------ INPUT ROWS ------
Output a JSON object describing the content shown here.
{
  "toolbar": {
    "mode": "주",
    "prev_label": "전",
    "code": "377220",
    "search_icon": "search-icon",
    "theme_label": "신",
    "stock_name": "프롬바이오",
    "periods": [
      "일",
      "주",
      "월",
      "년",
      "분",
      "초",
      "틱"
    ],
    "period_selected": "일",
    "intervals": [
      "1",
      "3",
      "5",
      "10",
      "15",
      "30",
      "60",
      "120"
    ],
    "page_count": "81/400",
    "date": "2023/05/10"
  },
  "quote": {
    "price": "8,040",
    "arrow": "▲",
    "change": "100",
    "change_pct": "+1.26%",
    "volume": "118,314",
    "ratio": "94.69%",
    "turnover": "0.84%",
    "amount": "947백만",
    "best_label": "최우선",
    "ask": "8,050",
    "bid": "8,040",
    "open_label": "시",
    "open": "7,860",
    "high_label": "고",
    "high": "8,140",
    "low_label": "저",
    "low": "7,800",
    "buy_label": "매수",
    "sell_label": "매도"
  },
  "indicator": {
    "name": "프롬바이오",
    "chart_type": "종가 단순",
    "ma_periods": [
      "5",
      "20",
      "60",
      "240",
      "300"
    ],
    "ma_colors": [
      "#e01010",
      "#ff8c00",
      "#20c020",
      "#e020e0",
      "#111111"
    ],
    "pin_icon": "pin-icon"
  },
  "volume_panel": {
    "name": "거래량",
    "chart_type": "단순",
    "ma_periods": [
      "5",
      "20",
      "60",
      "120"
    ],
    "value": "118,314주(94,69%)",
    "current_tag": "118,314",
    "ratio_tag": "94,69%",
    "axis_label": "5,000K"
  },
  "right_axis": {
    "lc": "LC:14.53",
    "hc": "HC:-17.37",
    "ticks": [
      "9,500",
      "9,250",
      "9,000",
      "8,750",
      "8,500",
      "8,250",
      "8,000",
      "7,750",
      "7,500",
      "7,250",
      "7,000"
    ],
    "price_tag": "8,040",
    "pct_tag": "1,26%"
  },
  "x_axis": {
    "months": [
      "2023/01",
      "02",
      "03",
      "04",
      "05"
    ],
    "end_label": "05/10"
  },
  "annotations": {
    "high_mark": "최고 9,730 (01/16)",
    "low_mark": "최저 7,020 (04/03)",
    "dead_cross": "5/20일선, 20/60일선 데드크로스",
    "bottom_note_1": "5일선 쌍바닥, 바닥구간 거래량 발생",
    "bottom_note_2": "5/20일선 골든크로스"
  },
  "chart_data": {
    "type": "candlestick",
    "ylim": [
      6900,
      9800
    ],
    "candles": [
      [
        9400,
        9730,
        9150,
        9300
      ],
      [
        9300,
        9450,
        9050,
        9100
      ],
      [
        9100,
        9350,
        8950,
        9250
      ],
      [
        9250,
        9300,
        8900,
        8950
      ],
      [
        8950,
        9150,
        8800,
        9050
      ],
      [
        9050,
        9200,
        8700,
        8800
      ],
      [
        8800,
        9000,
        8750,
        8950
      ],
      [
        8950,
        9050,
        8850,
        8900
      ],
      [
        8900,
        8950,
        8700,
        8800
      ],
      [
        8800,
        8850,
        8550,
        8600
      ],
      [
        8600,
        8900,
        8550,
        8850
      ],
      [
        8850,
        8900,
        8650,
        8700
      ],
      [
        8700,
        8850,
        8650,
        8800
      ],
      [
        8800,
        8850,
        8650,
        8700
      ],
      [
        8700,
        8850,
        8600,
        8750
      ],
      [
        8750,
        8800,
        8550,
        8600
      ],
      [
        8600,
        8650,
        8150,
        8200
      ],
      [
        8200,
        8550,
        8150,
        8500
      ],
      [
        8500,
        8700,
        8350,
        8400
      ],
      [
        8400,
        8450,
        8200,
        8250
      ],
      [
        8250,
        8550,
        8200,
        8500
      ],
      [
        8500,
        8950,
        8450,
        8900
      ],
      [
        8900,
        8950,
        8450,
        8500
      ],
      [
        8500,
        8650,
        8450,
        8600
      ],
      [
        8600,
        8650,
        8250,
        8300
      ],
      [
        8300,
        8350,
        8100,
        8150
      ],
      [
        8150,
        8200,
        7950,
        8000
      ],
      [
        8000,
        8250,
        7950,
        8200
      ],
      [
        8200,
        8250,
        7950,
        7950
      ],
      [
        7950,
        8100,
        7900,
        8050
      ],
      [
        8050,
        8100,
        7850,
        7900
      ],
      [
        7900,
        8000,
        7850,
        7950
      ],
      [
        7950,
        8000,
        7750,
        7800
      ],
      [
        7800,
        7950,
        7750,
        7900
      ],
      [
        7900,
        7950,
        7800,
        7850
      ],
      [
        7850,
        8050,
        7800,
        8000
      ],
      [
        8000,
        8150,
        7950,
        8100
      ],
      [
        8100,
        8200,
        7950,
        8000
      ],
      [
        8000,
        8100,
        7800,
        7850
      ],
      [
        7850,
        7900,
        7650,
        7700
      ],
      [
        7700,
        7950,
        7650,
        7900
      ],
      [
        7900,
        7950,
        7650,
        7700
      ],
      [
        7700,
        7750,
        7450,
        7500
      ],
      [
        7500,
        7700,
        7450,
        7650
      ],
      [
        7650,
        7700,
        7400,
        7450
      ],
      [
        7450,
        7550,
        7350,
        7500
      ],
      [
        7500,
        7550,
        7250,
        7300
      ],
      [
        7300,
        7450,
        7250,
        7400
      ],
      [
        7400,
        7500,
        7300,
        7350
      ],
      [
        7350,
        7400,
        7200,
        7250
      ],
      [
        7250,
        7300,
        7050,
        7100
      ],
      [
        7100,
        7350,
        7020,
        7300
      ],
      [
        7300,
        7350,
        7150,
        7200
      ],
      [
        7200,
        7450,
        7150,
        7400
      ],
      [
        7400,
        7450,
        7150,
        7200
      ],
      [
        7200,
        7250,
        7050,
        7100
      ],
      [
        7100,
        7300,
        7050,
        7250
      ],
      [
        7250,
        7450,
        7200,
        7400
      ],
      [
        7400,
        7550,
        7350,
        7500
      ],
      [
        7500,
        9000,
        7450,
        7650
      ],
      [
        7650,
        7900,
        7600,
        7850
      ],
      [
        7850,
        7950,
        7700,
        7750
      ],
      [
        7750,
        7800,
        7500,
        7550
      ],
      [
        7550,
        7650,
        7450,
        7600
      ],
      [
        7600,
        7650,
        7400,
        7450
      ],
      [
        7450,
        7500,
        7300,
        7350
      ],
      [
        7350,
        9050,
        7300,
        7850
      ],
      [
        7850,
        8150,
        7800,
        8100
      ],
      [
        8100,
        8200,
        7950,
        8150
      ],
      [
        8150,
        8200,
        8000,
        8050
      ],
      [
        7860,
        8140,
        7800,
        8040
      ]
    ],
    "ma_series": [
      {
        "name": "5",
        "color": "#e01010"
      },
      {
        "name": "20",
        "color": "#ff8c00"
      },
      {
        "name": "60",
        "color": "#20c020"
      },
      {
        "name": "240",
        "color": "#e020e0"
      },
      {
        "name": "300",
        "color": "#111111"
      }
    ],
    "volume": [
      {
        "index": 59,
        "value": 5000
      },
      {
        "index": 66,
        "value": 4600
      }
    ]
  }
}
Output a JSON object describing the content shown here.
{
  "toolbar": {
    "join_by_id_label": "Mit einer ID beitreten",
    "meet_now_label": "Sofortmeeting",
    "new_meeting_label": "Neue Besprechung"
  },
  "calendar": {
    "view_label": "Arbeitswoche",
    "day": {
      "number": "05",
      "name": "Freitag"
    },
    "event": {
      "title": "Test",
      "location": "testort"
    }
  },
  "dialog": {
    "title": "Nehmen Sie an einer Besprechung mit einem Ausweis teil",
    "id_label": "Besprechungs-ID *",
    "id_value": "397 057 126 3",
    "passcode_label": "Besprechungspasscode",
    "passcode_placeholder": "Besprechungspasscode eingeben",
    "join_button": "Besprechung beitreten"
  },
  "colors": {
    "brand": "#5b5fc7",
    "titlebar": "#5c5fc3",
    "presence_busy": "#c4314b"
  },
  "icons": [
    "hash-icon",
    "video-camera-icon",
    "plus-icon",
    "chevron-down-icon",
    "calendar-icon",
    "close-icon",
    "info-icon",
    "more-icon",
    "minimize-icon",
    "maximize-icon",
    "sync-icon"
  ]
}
------
DIRECTION:
From the data above, pick out each line containing "einer" and copy it.

OUTPUT FOR THIS EXERCISE:
    "join_by_id_label": "Mit einer ID beitreten",
    "title": "Nehmen Sie an einer Besprechung mit einem Ausweis teil",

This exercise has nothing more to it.